## TASK OBJECTIVE
Make an exact copy of the records, with the pictures left out.

## DATA ENTRIES
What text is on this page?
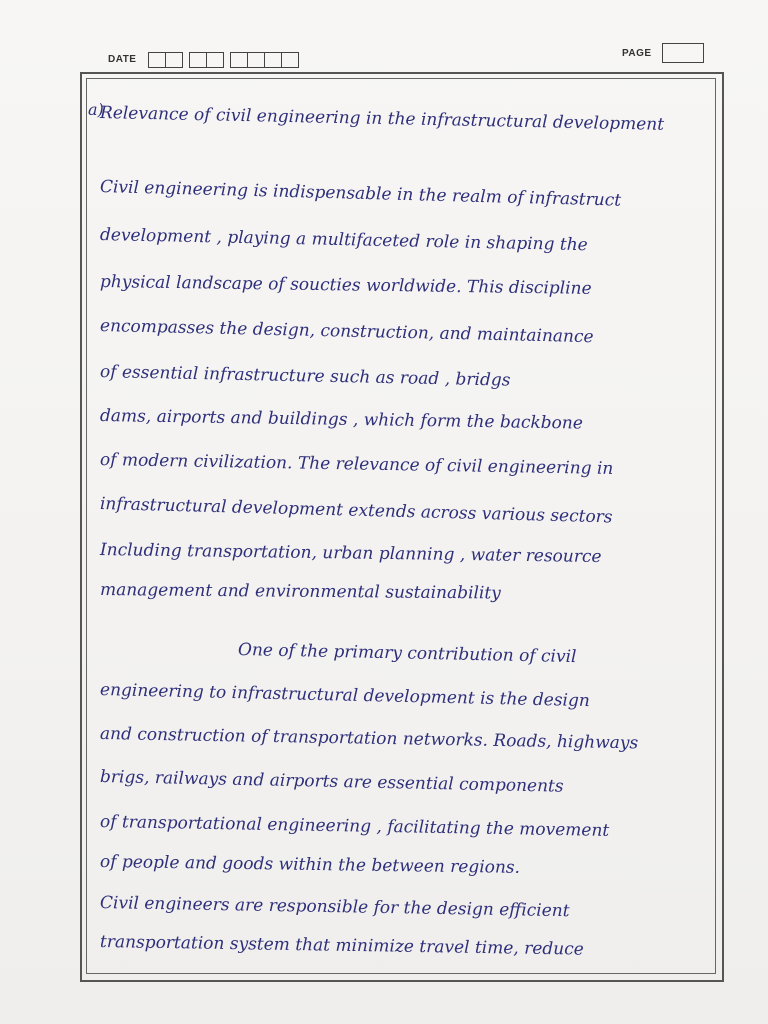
DATE
PAGE
a)
Relevance of civil engineering in the infrastructural development
Civil engineering is indispensable in the realm of infrastruct
development , playing a multifaceted role in shaping the
physical landscape of soucties worldwide. This discipline
encompasses the design, construction, and maintainance
of essential infrastructure such as road , bridgs
dams, airports and buildings , which form the backbone
of modern civilization. The relevance of civil engineering in
infrastructural development extends across various sectors
Including transportation, urban planning , water resource
management and environmental sustainability
One of the primary contribution of civil
engineering to infrastructural development is the design
and construction of transportation networks. Roads, highways
brigs, railways and airports are essential components
of transportational engineering , facilitating the movement
of people and goods within the between regions.
Civil engineers are responsible for the design efficient
transportation system that minimize travel time, reduce
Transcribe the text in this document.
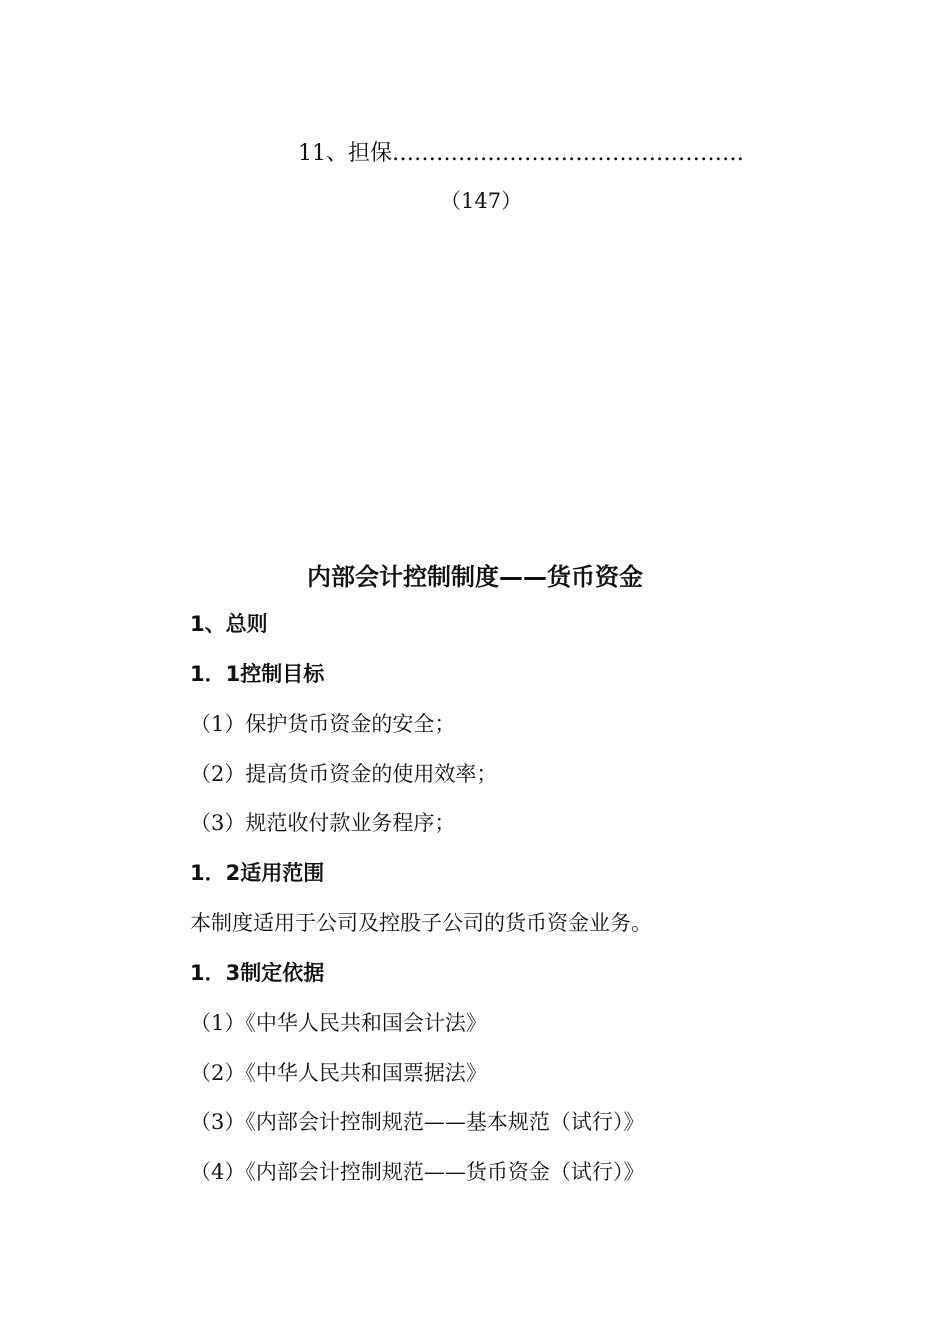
11、担保…………………………………………
（147）
内部会计控制制度——货币资金
1、总则
1．1控制目标
（1）保护货币资金的安全；
（2）提高货币资金的使用效率；
（3）规范收付款业务程序；
1．2适用范围
本制度适用于公司及控股子公司的货币资金业务。
1．3制定依据
（1）《中华人民共和国会计法》
（2）《中华人民共和国票据法》
（3）《内部会计控制规范——基本规范（试行）》
（4）《内部会计控制规范——货币资金（试行）》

## ANSWER TO THIS PROBLEM
What text is on this page?
DATE
PAGE
a)
Relevance of civil engineering in the infrastructural development
Civil engineering is indispensable in the realm of infrastruct
development , playing a multifaceted role in shaping the
physical landscape of soucties worldwide. This discipline
encompasses the design, construction, and maintainance
of essential infrastructure such as road , bridgs
dams, airports and buildings , which form the backbone
of modern civilization. The relevance of civil engineering in
infrastructural development extends across various sectors
Including transportation, urban planning , water resource
management and environmental sustainability
One of the primary contribution of civil
engineering to infrastructural development is the design
and construction of transportation networks. Roads, highways
brigs, railways and airports are essential components
of transportational engineering , facilitating the movement
of people and goods within the between regions.
Civil engineers are responsible for the design efficient
transportation system that minimize travel time, reduce
Transcribe the text in this document.
11、担保…………………………………………
（147）
内部会计控制制度——货币资金
1、总则
1．1控制目标
（1）保护货币资金的安全；
（2）提高货币资金的使用效率；
（3）规范收付款业务程序；
1．2适用范围
本制度适用于公司及控股子公司的货币资金业务。
1．3制定依据
（1）《中华人民共和国会计法》
（2）《中华人民共和国票据法》
（3）《内部会计控制规范——基本规范（试行）》
（4）《内部会计控制规范——货币资金（试行）》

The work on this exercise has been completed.